- WRITTEN EXERCISE
Locate the word "photo" in the material, then show every line that holds it.

● ● ● ● ●

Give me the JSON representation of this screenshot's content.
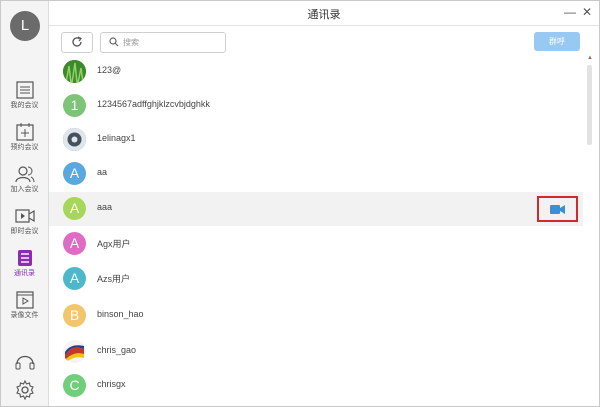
{
  "window": {
    "title": "通讯录"
  },
  "user": {
    "initial": "L"
  },
  "nav": [
    {
      "key": "my-meetings",
      "label": "我的会议"
    },
    {
      "key": "schedule-meeting",
      "label": "预约会议"
    },
    {
      "key": "join-meeting",
      "label": "加入会议"
    },
    {
      "key": "instant-meeting",
      "label": "即时会议"
    },
    {
      "key": "contacts",
      "label": "通讯录",
      "active": true
    },
    {
      "key": "recordings",
      "label": "录像文件"
    }
  ],
  "toolbar": {
    "search_placeholder": "搜索",
    "confirm_label": "群呼"
  },
  "contacts": [
    {
      "initial": "",
      "name": "123@",
      "color": "#3d8a2a",
      "photo": "grass"
    },
    {
      "initial": "1",
      "name": "1234567adffghjklzcvbjdghkk",
      "color": "#7cc576"
    },
    {
      "initial": "",
      "name": "1elinagx1",
      "color": "#6b7d8c",
      "photo": "pattern"
    },
    {
      "initial": "A",
      "name": "aa",
      "color": "#5aa8e0"
    },
    {
      "initial": "A",
      "name": "aaa",
      "color": "#a6d65a",
      "hover": true
    },
    {
      "initial": "A",
      "name": "Agx用户",
      "color": "#e06bc5"
    },
    {
      "initial": "A",
      "name": "Azs用户",
      "color": "#4db8cc"
    },
    {
      "initial": "B",
      "name": "binson_hao",
      "color": "#f3c66b"
    },
    {
      "initial": "",
      "name": "chris_gao",
      "color": "#c0392b",
      "photo": "flag"
    },
    {
      "initial": "C",
      "name": "chrisgx",
      "color": "#6fcf7a"
    }
  ],
  "colors": {
    "accent": "#8b2cb3",
    "confirm_button": "#98c9f3",
    "highlight_border": "#d02b2b",
    "video_icon": "#3a8fd9"
  }
}
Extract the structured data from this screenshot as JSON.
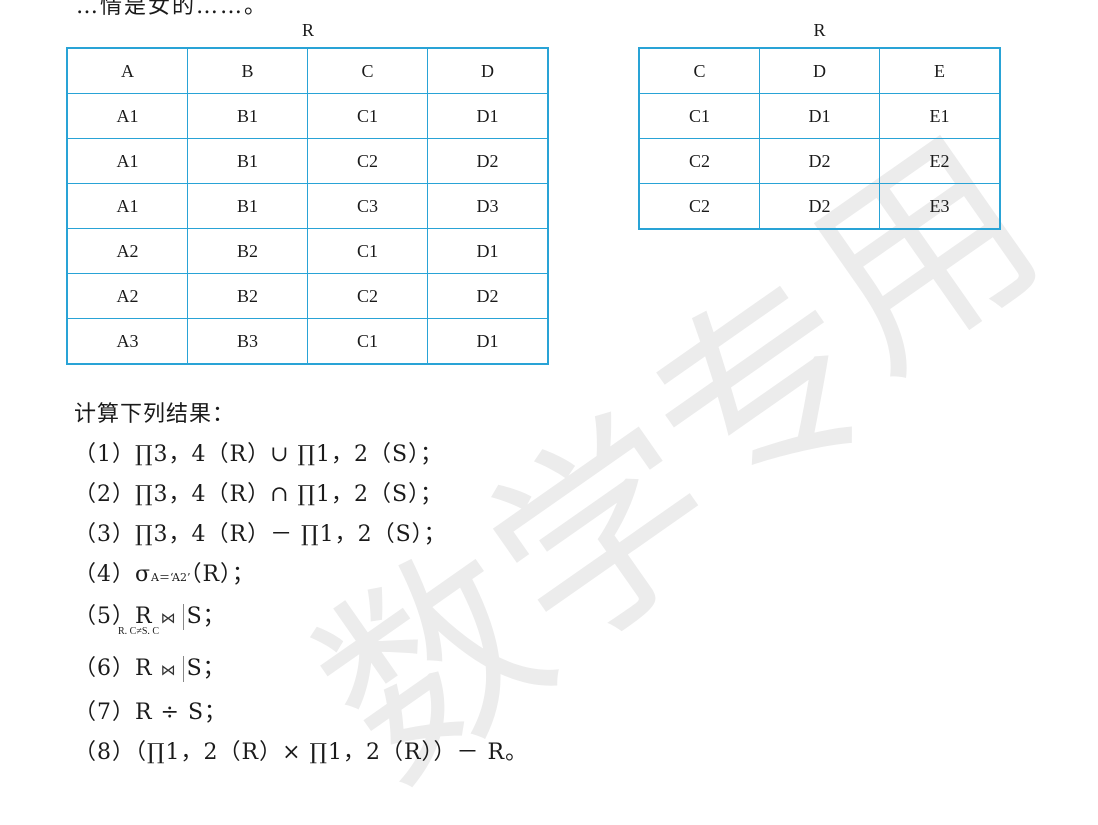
{
  "top_fragment": "…情是女的……。",
  "table_r": {
    "caption": "R",
    "rows": [
      [
        "A",
        "B",
        "C",
        "D"
      ],
      [
        "A1",
        "B1",
        "C1",
        "D1"
      ],
      [
        "A1",
        "B1",
        "C2",
        "D2"
      ],
      [
        "A1",
        "B1",
        "C3",
        "D3"
      ],
      [
        "A2",
        "B2",
        "C1",
        "D1"
      ],
      [
        "A2",
        "B2",
        "C2",
        "D2"
      ],
      [
        "A3",
        "B3",
        "C1",
        "D1"
      ]
    ]
  },
  "table_s": {
    "caption": "R",
    "rows": [
      [
        "C",
        "D",
        "E"
      ],
      [
        "C1",
        "D1",
        "E1"
      ],
      [
        "C2",
        "D2",
        "E2"
      ],
      [
        "C2",
        "D2",
        "E3"
      ]
    ]
  },
  "heading": "计算下列结果：",
  "questions": {
    "q1": "（1）∏3，4（R）∪ ∏1，2（S）；",
    "q2": "（2）∏3，4（R）∩ ∏1，2（S）；",
    "q3": "（3）∏3，4（R）－ ∏1，2（S）；",
    "q4_prefix": "（4）σ",
    "q4_sub": "A＝‘A2’",
    "q4_suffix": "（R）；",
    "q5_prefix": "（5）R",
    "q5_suffix": "S；",
    "q5_condition": "R. C≠S. C",
    "q6_prefix": "（6）R",
    "q6_suffix": "S；",
    "q7": "（7）R ÷ S；",
    "q8": "（8）（∏1，2（R）× ∏1，2（R））－ R。"
  },
  "join_symbol": "⋈",
  "watermark": [
    "数",
    "学",
    "专",
    "用"
  ],
  "colors": {
    "table_border": "#29a3d6",
    "watermark": "#ececec"
  }
}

● ● ● ● ●

- FINAL ANSWER
      "photo": "grass"
      "photo": "pattern"
      "photo": "flag"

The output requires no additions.